(Data entries)
# # # # # # #

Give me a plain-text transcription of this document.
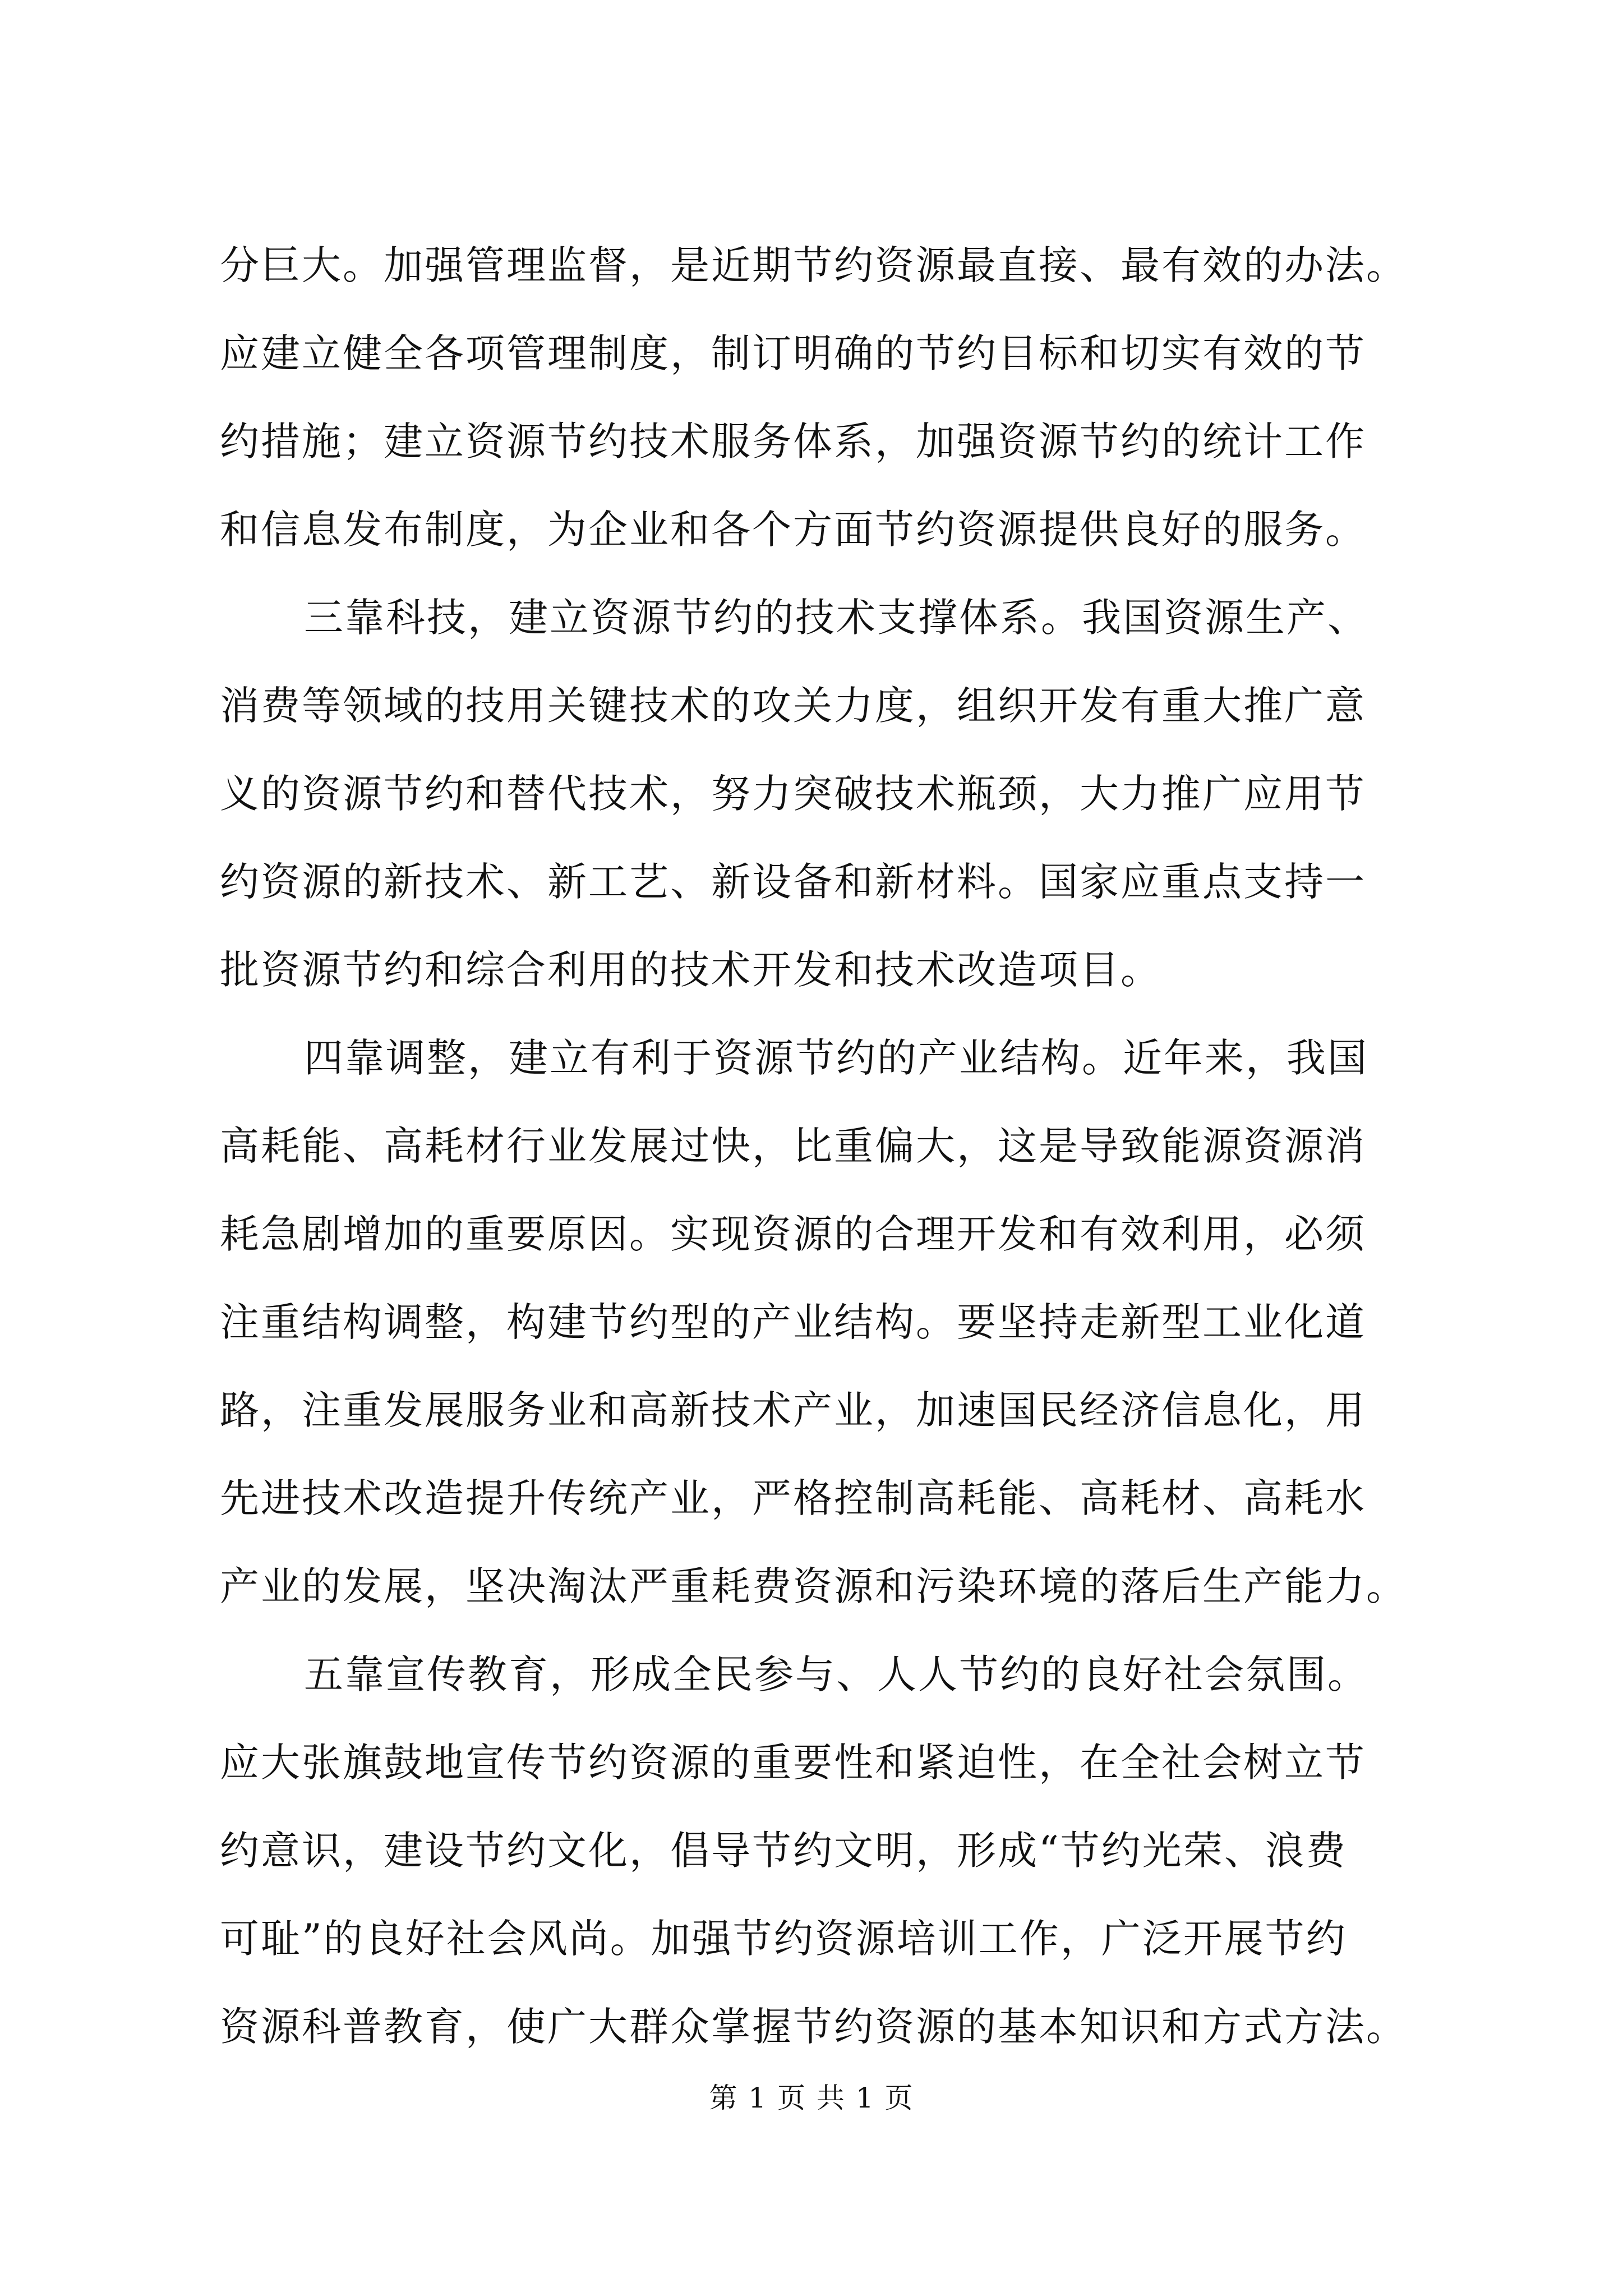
分巨大。加强管理监督，是近期节约资源最直接、最有效的办法。
应建立健全各项管理制度，制订明确的节约目标和切实有效的节
约措施；建立资源节约技术服务体系，加强资源节约的统计工作
和信息发布制度，为企业和各个方面节约资源提供良好的服务。
三靠科技，建立资源节约的技术支撑体系。我国资源生产、
消费等领域的技用关键技术的攻关力度，组织开发有重大推广意
义的资源节约和替代技术，努力突破技术瓶颈，大力推广应用节
约资源的新技术、新工艺、新设备和新材料。国家应重点支持一
批资源节约和综合利用的技术开发和技术改造项目。
四靠调整，建立有利于资源节约的产业结构。近年来，我国
高耗能、高耗材行业发展过快，比重偏大，这是导致能源资源消
耗急剧增加的重要原因。实现资源的合理开发和有效利用，必须
注重结构调整，构建节约型的产业结构。要坚持走新型工业化道
路，注重发展服务业和高新技术产业，加速国民经济信息化，用
先进技术改造提升传统产业，严格控制高耗能、高耗材、高耗水
产业的发展，坚决淘汰严重耗费资源和污染环境的落后生产能力。
五靠宣传教育，形成全民参与、人人节约的良好社会氛围。
应大张旗鼓地宣传节约资源的重要性和紧迫性，在全社会树立节
约意识，建设节约文化，倡导节约文明，形成“节约光荣、浪费
可耻”的良好社会风尚。加强节约资源培训工作，广泛开展节约
资源科普教育，使广大群众掌握节约资源的基本知识和方式方法。
第 1 页 共 1 页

# # # # # # #

What you need to do:
Set the pictures aside and transcribe the data above exactly.

The output:
Give me a plain-text transcription of this document.
分巨大。加强管理监督，是近期节约资源最直接、最有效的办法。
应建立健全各项管理制度，制订明确的节约目标和切实有效的节
约措施；建立资源节约技术服务体系，加强资源节约的统计工作
和信息发布制度，为企业和各个方面节约资源提供良好的服务。
三靠科技，建立资源节约的技术支撑体系。我国资源生产、
消费等领域的技用关键技术的攻关力度，组织开发有重大推广意
义的资源节约和替代技术，努力突破技术瓶颈，大力推广应用节
约资源的新技术、新工艺、新设备和新材料。国家应重点支持一
批资源节约和综合利用的技术开发和技术改造项目。
四靠调整，建立有利于资源节约的产业结构。近年来，我国
高耗能、高耗材行业发展过快，比重偏大，这是导致能源资源消
耗急剧增加的重要原因。实现资源的合理开发和有效利用，必须
注重结构调整，构建节约型的产业结构。要坚持走新型工业化道
路，注重发展服务业和高新技术产业，加速国民经济信息化，用
先进技术改造提升传统产业，严格控制高耗能、高耗材、高耗水
产业的发展，坚决淘汰严重耗费资源和污染环境的落后生产能力。
五靠宣传教育，形成全民参与、人人节约的良好社会氛围。
应大张旗鼓地宣传节约资源的重要性和紧迫性，在全社会树立节
约意识，建设节约文化，倡导节约文明，形成“节约光荣、浪费
可耻”的良好社会风尚。加强节约资源培训工作，广泛开展节约
资源科普教育，使广大群众掌握节约资源的基本知识和方式方法。
第 1 页 共 1 页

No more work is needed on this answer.